Extracted data:
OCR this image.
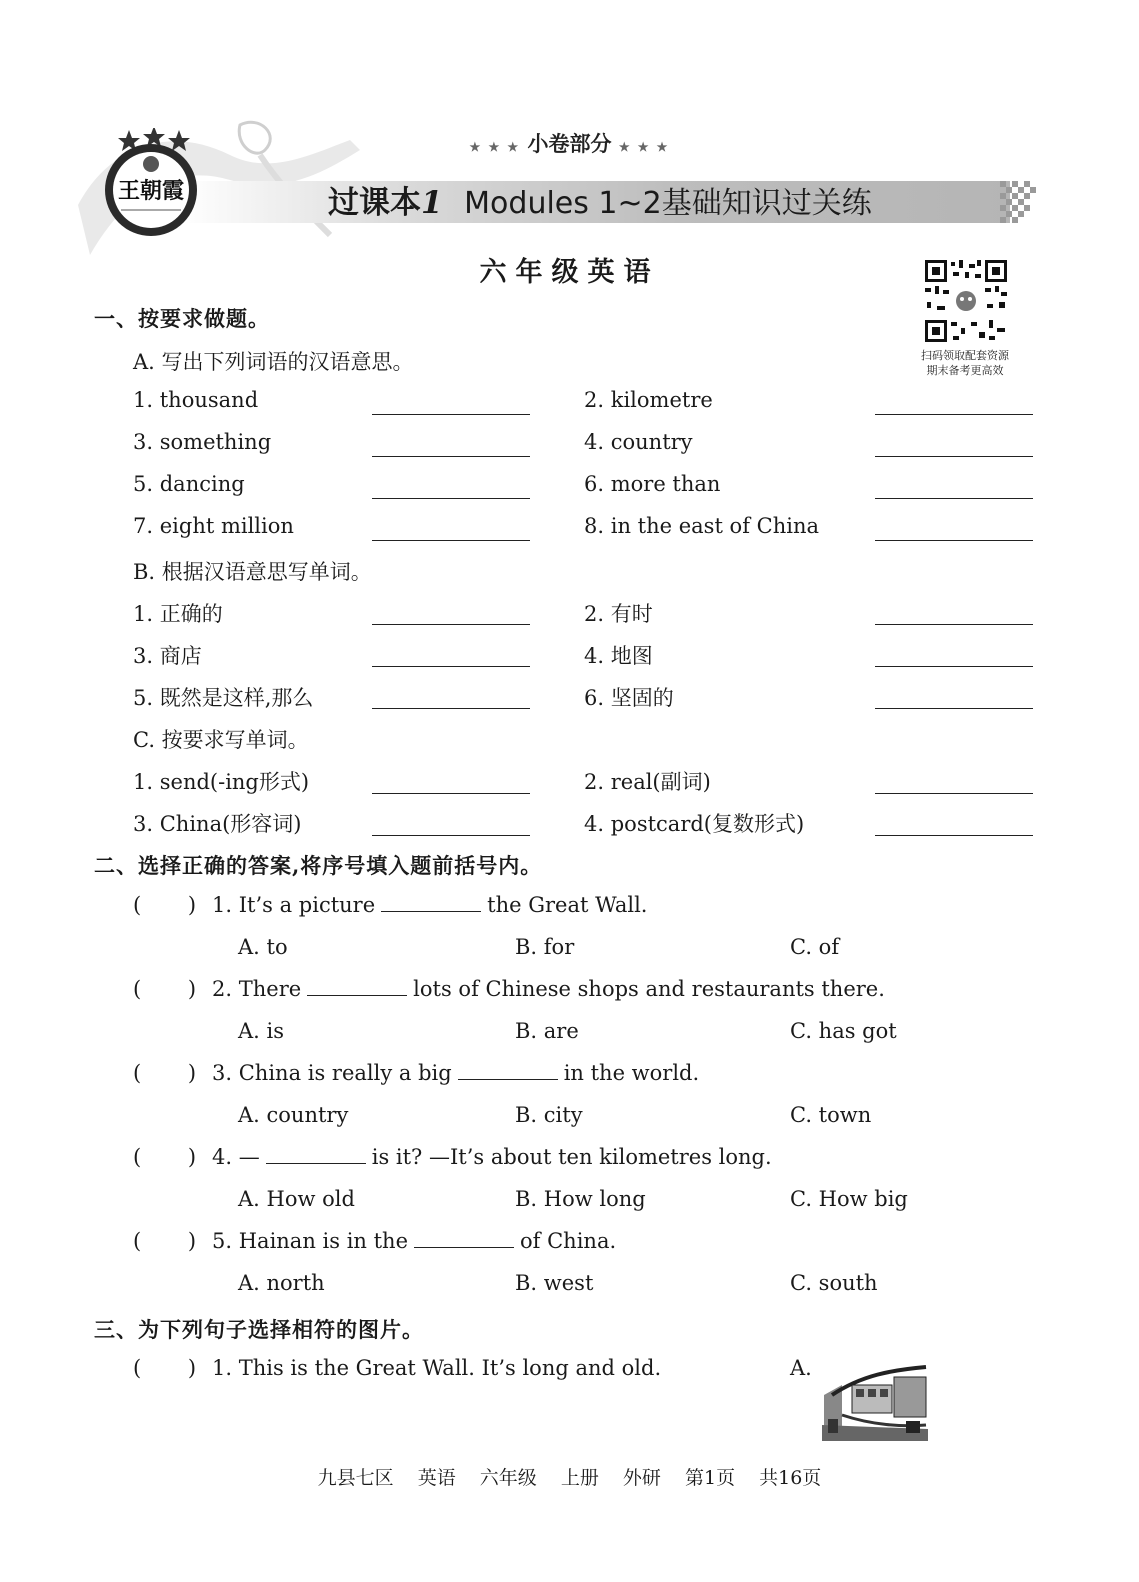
★ ★ ★ 小卷部分 ★ ★ ★
过课本1 Modules 1~2基础知识过关练
王朝霞
六年级英语
扫码领取配套资源
期末备考更高效
一、按要求做题。
A. 写出下列词语的汉语意思。
1. thousand	2. kilometre
3. something	4. country
5. dancing	6. more than
7. eight million	8. in the east of China
B. 根据汉语意思写单词。
1. 正确的	2. 有时
3. 商店	4. 地图
5. 既然是这样,那么	6. 坚固的
C. 按要求写单词。
1. send(-ing形式)	2. real(副词)
3. China(形容词)	4. postcard(复数形式)
二、选择正确的答案,将序号填入题前括号内。
(       ) 1. It’s a picture	the Great Wall.
A. to	B. for	C. of
(       ) 2. There	lots of Chinese shops and restaurants there.
A. is	B. are	C. has got
(       ) 3. China is really a big	in the world.
A. country	B. city	C. town
(       ) 4. —	is it? —It’s about ten kilometres long.
A. How old	B. How long	C. How big
(       ) 5. Hainan is in the	of China.
A. north	B. west	C. south
三、为下列句子选择相符的图片。
(       ) 1. This is the Great Wall. It’s long and old.	A.
九县七区 英语 六年级 上册 外研 第1页 共16页
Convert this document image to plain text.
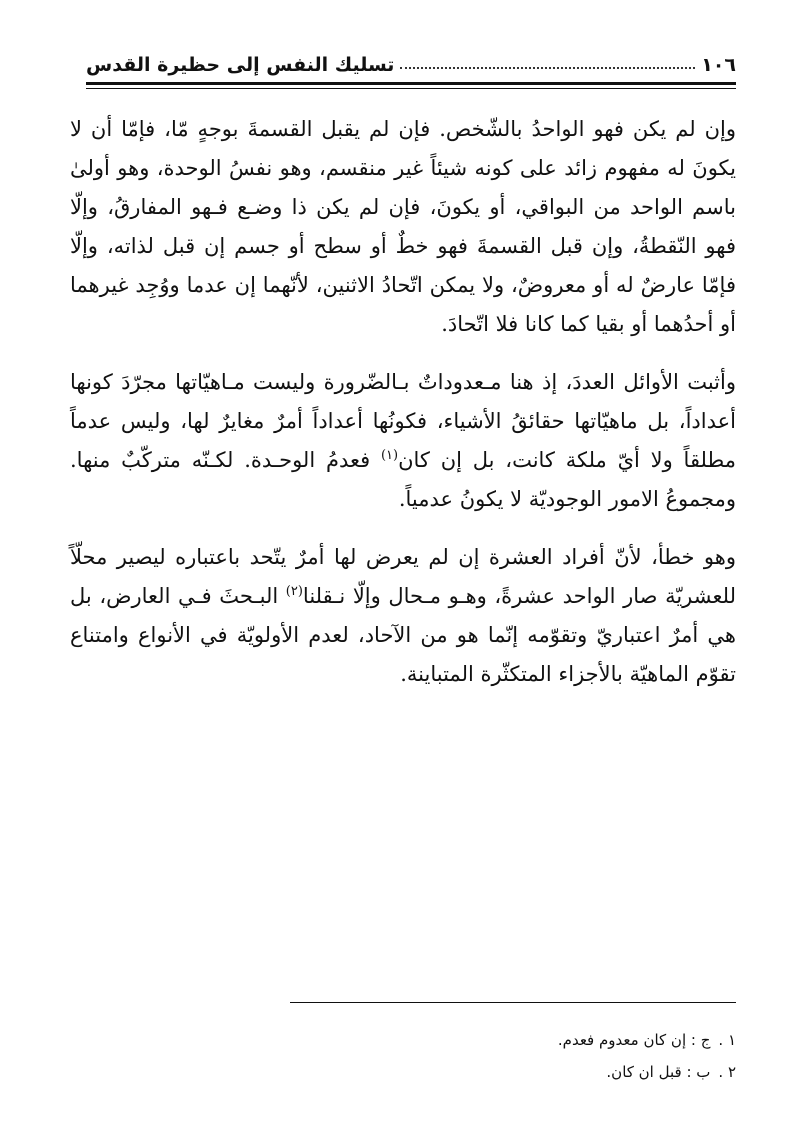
١٠٦
تسليك النفس إلى حظيرة القدس

وإن لم يكن فهو الواحدُ بالشّخص. فإن لم يقبل القسمةَ بوجهٍ مّا، فإمّا أن لا يكونَ له مفهوم زائد على كونه شيئاً غير منقسم، وهو نفسُ الوحدة، وهو أولىٰ باسم الواحد من البواقي، أو يكونَ، فإن لم يكن ذا وضـع فـهو المفارقُ، وإلّا فهو النّقطةُ، وإن قبل القسمةَ فهو خطٌ أو سطح أو جسم إن قبل لذاته، وإلّا فإمّا عارضٌ له أو معروضٌ، ولا يمكن اتّحادُ الاثنين، لأنّهما إن عدما ووُجِد غيرهما أو أحدُهما أو بقيا كما كانا فلا اتّحادَ.

وأثبت الأوائل العددَ، إذ هنا مـعدوداتٌ بـالضّرورة وليست مـاهيّاتها مجرّدَ كونها أعداداً، بل ماهيّاتها حقائقُ الأشياء، فكونُها أعداداً أمرٌ مغايرٌ لها، وليس عدماً مطلقاً ولا أيّ ملكة كانت، بل إن كان$^{(١)}$ فعدمُ الوحـدة. لكـنّه متركّبٌ منها. ومجموعُ الامور الوجوديّة لا يكونُ عدمياً.

وهو خطأ، لأنّ أفراد العشرة إن لم يعرض لها أمرٌ يتّحد باعتباره ليصير محلّاً للعشريّة صار الواحد عشرةً، وهـو مـحال وإلّا نـقلنا$^{(٢)}$ البـحثَ فـي العارض، بل هي أمرٌ اعتباريّ وتقوّمه إنّما هو من الآحاد، لعدم الأولويّة في الأنواع وامتناع تقوّم الماهيّة بالأجزاء المتكثّرة المتباينة.

١ .
ج : إن كان معدوم فعدم.
٢ .
ب : قبل ان كان.
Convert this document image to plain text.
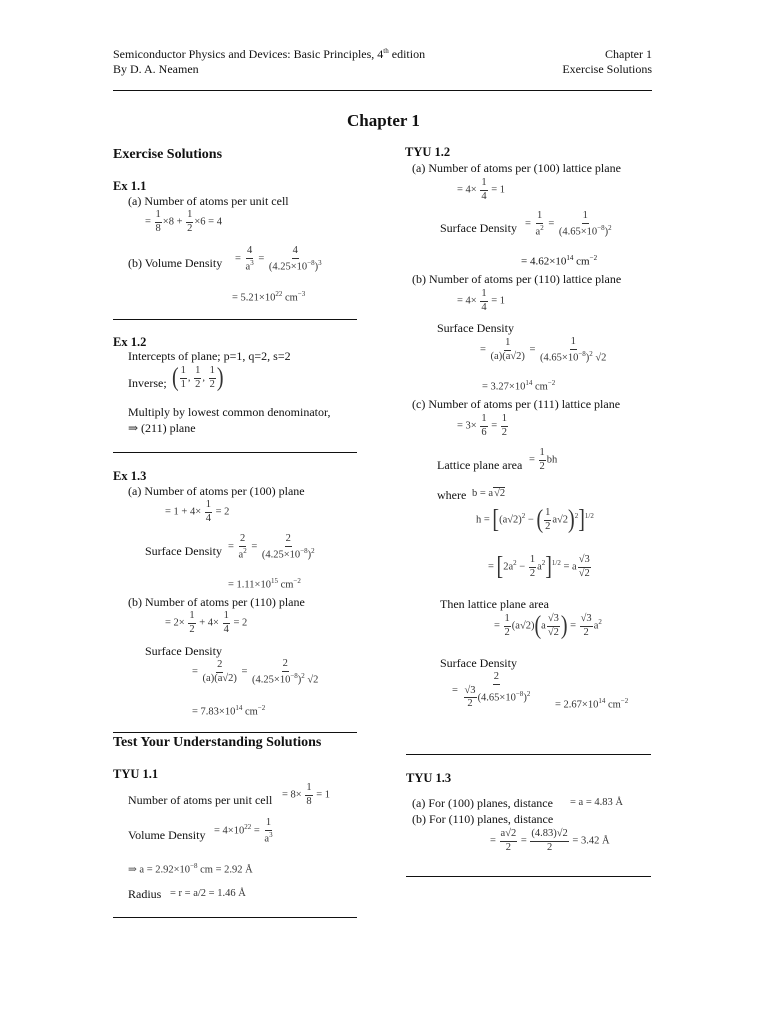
Semiconductor Physics and Devices: Basic Principles, 4th edition
By D. A. Neamen
Chapter 1
Exercise Solutions
Chapter 1
Exercise Solutions
Ex 1.1
(a) Number of atoms per unit cell
= $\frac{1}{8} \times 8 + \frac{1}{2} \times 6 = 4$
(b) Volume Density = $\frac{4}{a^3} = \frac{4}{(4.25\times 10^{-8})^3}$
= $5.21\times 10^{22}$ $cm^{-3}$
Ex 1.2
Intercepts of plane; p=1, q=2, s=2
Inverse; ( $\frac{1}{1}$ , $\frac{1}{2}$ , $\frac{1}{2}$ )
Multiply by lowest common denominator,
⇒ (211) plane
Ex 1.3
(a) Number of atoms per (100) plane
= $1 + 4\times \frac{1}{4} = 2$
Surface Density = $\frac{2}{a^2} = \frac{2}{(4.25\times 10^{-8})^2}$
= $1.11\times 10^{15}$ $cm^{-2}$
(b) Number of atoms per (110) plane
= $2\times \frac{1}{2} + 4\times \frac{1}{4} = 2$
Surface Density
= $\frac{2}{(a)(a√2)} = \frac{2}{(4.25\times 10^{-8})^2 √2}$
= $7.83\times 10^{14}$ $cm^{-2}$
Test Your Understanding Solutions
TYU 1.1
Number of atoms per unit cell = $8\times \frac{1}{8} = 1$
Volume Density = $4\times 10^{22} = \frac{1}{a^3}$
⇒ $a = 2.92\times 10^{-8}$ cm = 2.92 Å
Radius = r = a/2 = 1.46 Å
TYU 1.2
(a) Number of atoms per (100) lattice plane
= $4\times \frac{1}{4} = 1$
Surface Density = $\frac{1}{a^2} = \frac{1}{(4.65\times 10^{-8})^2}$
= $4.62\times 10^{14}$ $cm^{-2}$
(b) Number of atoms per (110) lattice plane
= $4\times \frac{1}{4} = 1$
Surface Density
= $\frac{1}{(a)(a√2)} = \frac{1}{(4.65\times 10^{-8})^2 √2}$
= $3.27\times 10^{14}$ $cm^{-2}$
(c) Number of atoms per (111) lattice plane
= $3\times \frac{1}{6} = \frac{1}{2}$
Lattice plane area = $\frac{1}{2}$ bh
where b = a√2
$h = [(a√2)^2$ − ( $\frac{1}{2} a√2)^2]^{1/2}$
= $[2a^2 - \frac{1}{2} a^2]^{1/2} = a \frac{√3}{√2}$
Then lattice plane area
= $\frac{1}{2} (a√2)(a \frac{√3}{√2}$ ) = $\frac{√3}{2} a^2$
Surface Density
= $\frac{2}{\frac{√3}{2} (4.65\times 10^{-8})^2} = 2.67\times 10^{14}$ $cm^{-2}$
TYU 1.3
(a) For (100) planes, distance = a = 4.83 Å
(b) For (110) planes, distance
= $\frac{a√2}{2} = \frac{(4.83)√2}{2} = 3.42$ Å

Exercise instructions: Reproduce the material in its entirety and word for word, without the pictures.

Answer:
OCR this image.
★ ★ ★ 小卷部分 ★ ★ ★
过课本1 Modules 1~2基础知识过关练
王朝霞
六年级英语
扫码领取配套资源
期末备考更高效
一、按要求做题。
A. 写出下列词语的汉语意思。
1. thousand	2. kilometre
3. something	4. country
5. dancing	6. more than
7. eight million	8. in the east of China
B. 根据汉语意思写单词。
1. 正确的	2. 有时
3. 商店	4. 地图
5. 既然是这样,那么	6. 坚固的
C. 按要求写单词。
1. send(-ing形式)	2. real(副词)
3. China(形容词)	4. postcard(复数形式)
二、选择正确的答案,将序号填入题前括号内。
(       ) 1. It’s a picture	the Great Wall.
A. to	B. for	C. of
(       ) 2. There	lots of Chinese shops and restaurants there.
A. is	B. are	C. has got
(       ) 3. China is really a big	in the world.
A. country	B. city	C. town
(       ) 4. —	is it? —It’s about ten kilometres long.
A. How old	B. How long	C. How big
(       ) 5. Hainan is in the	of China.
A. north	B. west	C. south
三、为下列句子选择相符的图片。
(       ) 1. This is the Great Wall. It’s long and old.	A.
九县七区 英语 六年级 上册 外研 第1页 共16页
Convert this document image to plain text.
١٠٦
تسليك النفس إلى حظيرة القدس

وإن لم يكن فهو الواحدُ بالشّخص. فإن لم يقبل القسمةَ بوجهٍ مّا، فإمّا أن لا يكونَ له مفهوم زائد على كونه شيئاً غير منقسم، وهو نفسُ الوحدة، وهو أولىٰ باسم الواحد من البواقي، أو يكونَ، فإن لم يكن ذا وضـع فـهو المفارقُ، وإلّا فهو النّقطةُ، وإن قبل القسمةَ فهو خطٌ أو سطح أو جسم إن قبل لذاته، وإلّا فإمّا عارضٌ له أو معروضٌ، ولا يمكن اتّحادُ الاثنين، لأنّهما إن عدما ووُجِد غيرهما أو أحدُهما أو بقيا كما كانا فلا اتّحادَ.

وأثبت الأوائل العددَ، إذ هنا مـعدوداتٌ بـالضّرورة وليست مـاهيّاتها مجرّدَ كونها أعداداً، بل ماهيّاتها حقائقُ الأشياء، فكونُها أعداداً أمرٌ مغايرٌ لها، وليس عدماً مطلقاً ولا أيّ ملكة كانت، بل إن كان$^{(١)}$ فعدمُ الوحـدة. لكـنّه متركّبٌ منها. ومجموعُ الامور الوجوديّة لا يكونُ عدمياً.

وهو خطأ، لأنّ أفراد العشرة إن لم يعرض لها أمرٌ يتّحد باعتباره ليصير محلّاً للعشريّة صار الواحد عشرةً، وهـو مـحال وإلّا نـقلنا$^{(٢)}$ البـحثَ فـي العارض، بل هي أمرٌ اعتباريّ وتقوّمه إنّما هو من الآحاد، لعدم الأولويّة في الأنواع وامتناع تقوّم الماهيّة بالأجزاء المتكثّرة المتباينة.

١ .
ج : إن كان معدوم فعدم.
٢ .
ب : قبل ان كان.
Convert this document image to plain text.
Semiconductor Physics and Devices: Basic Principles, 4th edition
By D. A. Neamen
Chapter 1
Exercise Solutions
Chapter 1
Exercise Solutions
Ex 1.1
(a) Number of atoms per unit cell
= $\frac{1}{8} \times 8 + \frac{1}{2} \times 6 = 4$
(b) Volume Density = $\frac{4}{a^3} = \frac{4}{(4.25\times 10^{-8})^3}$
= $5.21\times 10^{22}$ $cm^{-3}$
Ex 1.2
Intercepts of plane; p=1, q=2, s=2
Inverse; ( $\frac{1}{1}$ , $\frac{1}{2}$ , $\frac{1}{2}$ )
Multiply by lowest common denominator,
⇒ (211) plane
Ex 1.3
(a) Number of atoms per (100) plane
= $1 + 4\times \frac{1}{4} = 2$
Surface Density = $\frac{2}{a^2} = \frac{2}{(4.25\times 10^{-8})^2}$
= $1.11\times 10^{15}$ $cm^{-2}$
(b) Number of atoms per (110) plane
= $2\times \frac{1}{2} + 4\times \frac{1}{4} = 2$
Surface Density
= $\frac{2}{(a)(a√2)} = \frac{2}{(4.25\times 10^{-8})^2 √2}$
= $7.83\times 10^{14}$ $cm^{-2}$
Test Your Understanding Solutions
TYU 1.1
Number of atoms per unit cell = $8\times \frac{1}{8} = 1$
Volume Density = $4\times 10^{22} = \frac{1}{a^3}$
⇒ $a = 2.92\times 10^{-8}$ cm = 2.92 Å
Radius = r = a/2 = 1.46 Å
TYU 1.2
(a) Number of atoms per (100) lattice plane
= $4\times \frac{1}{4} = 1$
Surface Density = $\frac{1}{a^2} = \frac{1}{(4.65\times 10^{-8})^2}$
= $4.62\times 10^{14}$ $cm^{-2}$
(b) Number of atoms per (110) lattice plane
= $4\times \frac{1}{4} = 1$
Surface Density
= $\frac{1}{(a)(a√2)} = \frac{1}{(4.65\times 10^{-8})^2 √2}$
= $3.27\times 10^{14}$ $cm^{-2}$
(c) Number of atoms per (111) lattice plane
= $3\times \frac{1}{6} = \frac{1}{2}$
Lattice plane area = $\frac{1}{2}$ bh
where b = a√2
$h = [(a√2)^2$ − ( $\frac{1}{2} a√2)^2]^{1/2}$
= $[2a^2 - \frac{1}{2} a^2]^{1/2} = a \frac{√3}{√2}$
Then lattice plane area
= $\frac{1}{2} (a√2)(a \frac{√3}{√2}$ ) = $\frac{√3}{2} a^2$
Surface Density
= $\frac{2}{\frac{√3}{2} (4.65\times 10^{-8})^2} = 2.67\times 10^{14}$ $cm^{-2}$
TYU 1.3
(a) For (100) planes, distance = a = 4.83 Å
(b) For (110) planes, distance
= $\frac{a√2}{2} = \frac{(4.83)√2}{2} = 3.42$ Å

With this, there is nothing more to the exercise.